* **Prompt**:
Write out each record again exactly as it stands.

++++++++++

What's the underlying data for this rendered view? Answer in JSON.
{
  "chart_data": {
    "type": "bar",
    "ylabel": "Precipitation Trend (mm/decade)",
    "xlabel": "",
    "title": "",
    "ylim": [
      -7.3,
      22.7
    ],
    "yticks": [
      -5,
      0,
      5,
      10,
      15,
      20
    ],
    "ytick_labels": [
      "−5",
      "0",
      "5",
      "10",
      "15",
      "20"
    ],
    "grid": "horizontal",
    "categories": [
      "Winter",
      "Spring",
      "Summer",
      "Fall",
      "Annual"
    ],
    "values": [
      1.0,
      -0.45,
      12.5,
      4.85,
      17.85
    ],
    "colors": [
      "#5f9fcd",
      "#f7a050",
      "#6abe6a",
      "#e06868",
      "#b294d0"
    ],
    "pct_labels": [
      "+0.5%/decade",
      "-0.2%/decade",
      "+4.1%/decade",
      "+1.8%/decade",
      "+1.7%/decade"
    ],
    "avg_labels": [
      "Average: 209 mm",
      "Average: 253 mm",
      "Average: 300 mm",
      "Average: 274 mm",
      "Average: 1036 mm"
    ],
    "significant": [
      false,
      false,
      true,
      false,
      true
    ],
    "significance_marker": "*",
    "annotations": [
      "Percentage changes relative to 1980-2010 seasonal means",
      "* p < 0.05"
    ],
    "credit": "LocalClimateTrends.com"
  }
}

++++++++++

* **Reply to the task**:
What's the underlying data for this rendered view? Answer in JSON.
{
  "chart_data": {
    "type": "bar",
    "ylabel": "Precipitation Trend (mm/decade)",
    "xlabel": "",
    "title": "",
    "ylim": [
      -7.3,
      22.7
    ],
    "yticks": [
      -5,
      0,
      5,
      10,
      15,
      20
    ],
    "ytick_labels": [
      "−5",
      "0",
      "5",
      "10",
      "15",
      "20"
    ],
    "grid": "horizontal",
    "categories": [
      "Winter",
      "Spring",
      "Summer",
      "Fall",
      "Annual"
    ],
    "values": [
      1.0,
      -0.45,
      12.5,
      4.85,
      17.85
    ],
    "colors": [
      "#5f9fcd",
      "#f7a050",
      "#6abe6a",
      "#e06868",
      "#b294d0"
    ],
    "pct_labels": [
      "+0.5%/decade",
      "-0.2%/decade",
      "+4.1%/decade",
      "+1.8%/decade",
      "+1.7%/decade"
    ],
    "avg_labels": [
      "Average: 209 mm",
      "Average: 253 mm",
      "Average: 300 mm",
      "Average: 274 mm",
      "Average: 1036 mm"
    ],
    "significant": [
      false,
      false,
      true,
      false,
      true
    ],
    "significance_marker": "*",
    "annotations": [
      "Percentage changes relative to 1980-2010 seasonal means",
      "* p < 0.05"
    ],
    "credit": "LocalClimateTrends.com"
  }
}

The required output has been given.